:: Data excerpts ::
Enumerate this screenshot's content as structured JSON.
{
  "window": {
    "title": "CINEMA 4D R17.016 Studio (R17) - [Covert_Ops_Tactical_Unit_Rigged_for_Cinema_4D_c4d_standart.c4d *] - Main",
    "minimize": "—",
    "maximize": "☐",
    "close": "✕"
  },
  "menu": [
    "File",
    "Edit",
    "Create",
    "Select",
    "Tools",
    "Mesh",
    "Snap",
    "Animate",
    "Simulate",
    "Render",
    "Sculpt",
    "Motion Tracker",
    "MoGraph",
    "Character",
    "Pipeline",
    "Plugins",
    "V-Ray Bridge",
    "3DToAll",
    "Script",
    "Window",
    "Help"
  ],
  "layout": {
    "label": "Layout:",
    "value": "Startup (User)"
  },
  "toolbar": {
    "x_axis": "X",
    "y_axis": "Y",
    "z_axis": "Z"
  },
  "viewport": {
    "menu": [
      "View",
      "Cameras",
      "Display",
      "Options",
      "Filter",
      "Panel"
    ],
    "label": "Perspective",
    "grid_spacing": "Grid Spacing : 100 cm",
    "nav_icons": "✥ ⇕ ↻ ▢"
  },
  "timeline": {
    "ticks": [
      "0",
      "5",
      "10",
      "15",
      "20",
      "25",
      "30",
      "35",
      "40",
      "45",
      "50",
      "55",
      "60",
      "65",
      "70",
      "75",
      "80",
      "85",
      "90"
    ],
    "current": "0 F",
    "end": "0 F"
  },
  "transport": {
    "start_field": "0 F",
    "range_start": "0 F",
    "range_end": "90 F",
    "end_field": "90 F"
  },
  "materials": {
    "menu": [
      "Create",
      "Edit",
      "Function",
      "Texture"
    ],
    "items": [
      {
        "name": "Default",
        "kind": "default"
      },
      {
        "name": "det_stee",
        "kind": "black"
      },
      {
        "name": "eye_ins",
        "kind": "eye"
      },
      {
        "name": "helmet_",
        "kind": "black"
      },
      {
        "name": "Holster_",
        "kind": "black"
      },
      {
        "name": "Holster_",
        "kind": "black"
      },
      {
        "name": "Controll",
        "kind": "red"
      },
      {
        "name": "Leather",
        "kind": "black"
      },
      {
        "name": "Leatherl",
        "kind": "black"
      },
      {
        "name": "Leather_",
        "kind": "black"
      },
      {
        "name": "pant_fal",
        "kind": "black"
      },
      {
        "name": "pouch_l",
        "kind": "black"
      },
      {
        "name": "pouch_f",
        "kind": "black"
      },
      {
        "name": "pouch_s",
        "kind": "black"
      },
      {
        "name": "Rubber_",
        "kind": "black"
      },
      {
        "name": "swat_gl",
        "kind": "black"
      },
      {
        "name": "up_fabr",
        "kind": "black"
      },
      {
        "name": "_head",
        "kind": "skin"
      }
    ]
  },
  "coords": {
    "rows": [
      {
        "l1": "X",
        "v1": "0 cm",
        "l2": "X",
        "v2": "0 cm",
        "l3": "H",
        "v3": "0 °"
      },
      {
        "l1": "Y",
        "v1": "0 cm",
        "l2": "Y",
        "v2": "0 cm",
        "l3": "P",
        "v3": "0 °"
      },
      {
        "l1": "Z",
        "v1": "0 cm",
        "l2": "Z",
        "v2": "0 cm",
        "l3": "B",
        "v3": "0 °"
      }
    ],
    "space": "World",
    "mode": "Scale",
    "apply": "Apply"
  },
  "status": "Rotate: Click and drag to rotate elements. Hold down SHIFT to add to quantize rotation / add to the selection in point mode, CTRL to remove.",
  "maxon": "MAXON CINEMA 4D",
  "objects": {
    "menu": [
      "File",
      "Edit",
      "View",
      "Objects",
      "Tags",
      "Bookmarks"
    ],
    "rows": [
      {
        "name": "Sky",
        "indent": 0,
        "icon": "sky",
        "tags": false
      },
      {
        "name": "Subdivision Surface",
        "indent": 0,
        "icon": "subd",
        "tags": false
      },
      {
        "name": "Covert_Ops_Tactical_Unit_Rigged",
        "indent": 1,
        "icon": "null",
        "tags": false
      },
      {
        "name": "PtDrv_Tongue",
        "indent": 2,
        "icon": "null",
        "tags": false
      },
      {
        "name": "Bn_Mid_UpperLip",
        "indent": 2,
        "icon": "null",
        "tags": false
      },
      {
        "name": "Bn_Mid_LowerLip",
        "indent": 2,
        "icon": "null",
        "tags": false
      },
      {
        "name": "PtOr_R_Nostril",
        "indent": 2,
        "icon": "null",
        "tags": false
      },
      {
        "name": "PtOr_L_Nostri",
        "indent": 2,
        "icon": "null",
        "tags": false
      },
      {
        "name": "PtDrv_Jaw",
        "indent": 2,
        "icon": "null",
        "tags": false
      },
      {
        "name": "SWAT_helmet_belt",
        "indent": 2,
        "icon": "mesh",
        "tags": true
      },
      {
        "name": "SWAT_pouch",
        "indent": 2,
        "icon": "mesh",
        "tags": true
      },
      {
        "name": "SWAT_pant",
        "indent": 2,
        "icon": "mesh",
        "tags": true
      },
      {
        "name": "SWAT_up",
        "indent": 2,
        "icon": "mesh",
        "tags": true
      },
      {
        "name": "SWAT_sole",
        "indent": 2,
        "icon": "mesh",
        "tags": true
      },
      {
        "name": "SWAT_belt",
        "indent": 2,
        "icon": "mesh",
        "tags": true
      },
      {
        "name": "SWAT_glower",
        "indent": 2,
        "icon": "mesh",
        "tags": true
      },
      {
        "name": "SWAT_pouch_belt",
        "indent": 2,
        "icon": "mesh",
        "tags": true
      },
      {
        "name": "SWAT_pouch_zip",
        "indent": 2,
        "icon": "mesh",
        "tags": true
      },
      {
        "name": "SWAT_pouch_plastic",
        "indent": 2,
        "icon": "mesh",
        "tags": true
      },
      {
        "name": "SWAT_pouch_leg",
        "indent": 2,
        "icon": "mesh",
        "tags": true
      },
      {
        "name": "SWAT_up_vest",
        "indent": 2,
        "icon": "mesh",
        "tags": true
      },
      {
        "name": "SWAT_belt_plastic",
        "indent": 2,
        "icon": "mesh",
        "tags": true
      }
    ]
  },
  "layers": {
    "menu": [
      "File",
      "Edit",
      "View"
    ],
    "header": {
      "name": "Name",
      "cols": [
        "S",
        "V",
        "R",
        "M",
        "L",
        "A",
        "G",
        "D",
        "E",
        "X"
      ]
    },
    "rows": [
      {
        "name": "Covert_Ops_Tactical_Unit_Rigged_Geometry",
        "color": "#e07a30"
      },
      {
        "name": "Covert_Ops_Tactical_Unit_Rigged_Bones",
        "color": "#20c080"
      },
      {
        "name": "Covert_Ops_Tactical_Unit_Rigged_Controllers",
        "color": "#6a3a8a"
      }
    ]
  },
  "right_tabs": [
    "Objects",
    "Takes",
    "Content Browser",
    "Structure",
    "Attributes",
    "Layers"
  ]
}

:: Exercise details ::
Extract the entries above verbatim.

:: Solution to the problem ::
Enumerate this screenshot's content as structured JSON.
{
  "window": {
    "title": "CINEMA 4D R17.016 Studio (R17) - [Covert_Ops_Tactical_Unit_Rigged_for_Cinema_4D_c4d_standart.c4d *] - Main",
    "minimize": "—",
    "maximize": "☐",
    "close": "✕"
  },
  "menu": [
    "File",
    "Edit",
    "Create",
    "Select",
    "Tools",
    "Mesh",
    "Snap",
    "Animate",
    "Simulate",
    "Render",
    "Sculpt",
    "Motion Tracker",
    "MoGraph",
    "Character",
    "Pipeline",
    "Plugins",
    "V-Ray Bridge",
    "3DToAll",
    "Script",
    "Window",
    "Help"
  ],
  "layout": {
    "label": "Layout:",
    "value": "Startup (User)"
  },
  "toolbar": {
    "x_axis": "X",
    "y_axis": "Y",
    "z_axis": "Z"
  },
  "viewport": {
    "menu": [
      "View",
      "Cameras",
      "Display",
      "Options",
      "Filter",
      "Panel"
    ],
    "label": "Perspective",
    "grid_spacing": "Grid Spacing : 100 cm",
    "nav_icons": "✥ ⇕ ↻ ▢"
  },
  "timeline": {
    "ticks": [
      "0",
      "5",
      "10",
      "15",
      "20",
      "25",
      "30",
      "35",
      "40",
      "45",
      "50",
      "55",
      "60",
      "65",
      "70",
      "75",
      "80",
      "85",
      "90"
    ],
    "current": "0 F",
    "end": "0 F"
  },
  "transport": {
    "start_field": "0 F",
    "range_start": "0 F",
    "range_end": "90 F",
    "end_field": "90 F"
  },
  "materials": {
    "menu": [
      "Create",
      "Edit",
      "Function",
      "Texture"
    ],
    "items": [
      {
        "name": "Default",
        "kind": "default"
      },
      {
        "name": "det_stee",
        "kind": "black"
      },
      {
        "name": "eye_ins",
        "kind": "eye"
      },
      {
        "name": "helmet_",
        "kind": "black"
      },
      {
        "name": "Holster_",
        "kind": "black"
      },
      {
        "name": "Holster_",
        "kind": "black"
      },
      {
        "name": "Controll",
        "kind": "red"
      },
      {
        "name": "Leather",
        "kind": "black"
      },
      {
        "name": "Leatherl",
        "kind": "black"
      },
      {
        "name": "Leather_",
        "kind": "black"
      },
      {
        "name": "pant_fal",
        "kind": "black"
      },
      {
        "name": "pouch_l",
        "kind": "black"
      },
      {
        "name": "pouch_f",
        "kind": "black"
      },
      {
        "name": "pouch_s",
        "kind": "black"
      },
      {
        "name": "Rubber_",
        "kind": "black"
      },
      {
        "name": "swat_gl",
        "kind": "black"
      },
      {
        "name": "up_fabr",
        "kind": "black"
      },
      {
        "name": "_head",
        "kind": "skin"
      }
    ]
  },
  "coords": {
    "rows": [
      {
        "l1": "X",
        "v1": "0 cm",
        "l2": "X",
        "v2": "0 cm",
        "l3": "H",
        "v3": "0 °"
      },
      {
        "l1": "Y",
        "v1": "0 cm",
        "l2": "Y",
        "v2": "0 cm",
        "l3": "P",
        "v3": "0 °"
      },
      {
        "l1": "Z",
        "v1": "0 cm",
        "l2": "Z",
        "v2": "0 cm",
        "l3": "B",
        "v3": "0 °"
      }
    ],
    "space": "World",
    "mode": "Scale",
    "apply": "Apply"
  },
  "status": "Rotate: Click and drag to rotate elements. Hold down SHIFT to add to quantize rotation / add to the selection in point mode, CTRL to remove.",
  "maxon": "MAXON CINEMA 4D",
  "objects": {
    "menu": [
      "File",
      "Edit",
      "View",
      "Objects",
      "Tags",
      "Bookmarks"
    ],
    "rows": [
      {
        "name": "Sky",
        "indent": 0,
        "icon": "sky",
        "tags": false
      },
      {
        "name": "Subdivision Surface",
        "indent": 0,
        "icon": "subd",
        "tags": false
      },
      {
        "name": "Covert_Ops_Tactical_Unit_Rigged",
        "indent": 1,
        "icon": "null",
        "tags": false
      },
      {
        "name": "PtDrv_Tongue",
        "indent": 2,
        "icon": "null",
        "tags": false
      },
      {
        "name": "Bn_Mid_UpperLip",
        "indent": 2,
        "icon": "null",
        "tags": false
      },
      {
        "name": "Bn_Mid_LowerLip",
        "indent": 2,
        "icon": "null",
        "tags": false
      },
      {
        "name": "PtOr_R_Nostril",
        "indent": 2,
        "icon": "null",
        "tags": false
      },
      {
        "name": "PtOr_L_Nostri",
        "indent": 2,
        "icon": "null",
        "tags": false
      },
      {
        "name": "PtDrv_Jaw",
        "indent": 2,
        "icon": "null",
        "tags": false
      },
      {
        "name": "SWAT_helmet_belt",
        "indent": 2,
        "icon": "mesh",
        "tags": true
      },
      {
        "name": "SWAT_pouch",
        "indent": 2,
        "icon": "mesh",
        "tags": true
      },
      {
        "name": "SWAT_pant",
        "indent": 2,
        "icon": "mesh",
        "tags": true
      },
      {
        "name": "SWAT_up",
        "indent": 2,
        "icon": "mesh",
        "tags": true
      },
      {
        "name": "SWAT_sole",
        "indent": 2,
        "icon": "mesh",
        "tags": true
      },
      {
        "name": "SWAT_belt",
        "indent": 2,
        "icon": "mesh",
        "tags": true
      },
      {
        "name": "SWAT_glower",
        "indent": 2,
        "icon": "mesh",
        "tags": true
      },
      {
        "name": "SWAT_pouch_belt",
        "indent": 2,
        "icon": "mesh",
        "tags": true
      },
      {
        "name": "SWAT_pouch_zip",
        "indent": 2,
        "icon": "mesh",
        "tags": true
      },
      {
        "name": "SWAT_pouch_plastic",
        "indent": 2,
        "icon": "mesh",
        "tags": true
      },
      {
        "name": "SWAT_pouch_leg",
        "indent": 2,
        "icon": "mesh",
        "tags": true
      },
      {
        "name": "SWAT_up_vest",
        "indent": 2,
        "icon": "mesh",
        "tags": true
      },
      {
        "name": "SWAT_belt_plastic",
        "indent": 2,
        "icon": "mesh",
        "tags": true
      }
    ]
  },
  "layers": {
    "menu": [
      "File",
      "Edit",
      "View"
    ],
    "header": {
      "name": "Name",
      "cols": [
        "S",
        "V",
        "R",
        "M",
        "L",
        "A",
        "G",
        "D",
        "E",
        "X"
      ]
    },
    "rows": [
      {
        "name": "Covert_Ops_Tactical_Unit_Rigged_Geometry",
        "color": "#e07a30"
      },
      {
        "name": "Covert_Ops_Tactical_Unit_Rigged_Bones",
        "color": "#20c080"
      },
      {
        "name": "Covert_Ops_Tactical_Unit_Rigged_Controllers",
        "color": "#6a3a8a"
      }
    ]
  },
  "right_tabs": [
    "Objects",
    "Takes",
    "Content Browser",
    "Structure",
    "Attributes",
    "Layers"
  ]
}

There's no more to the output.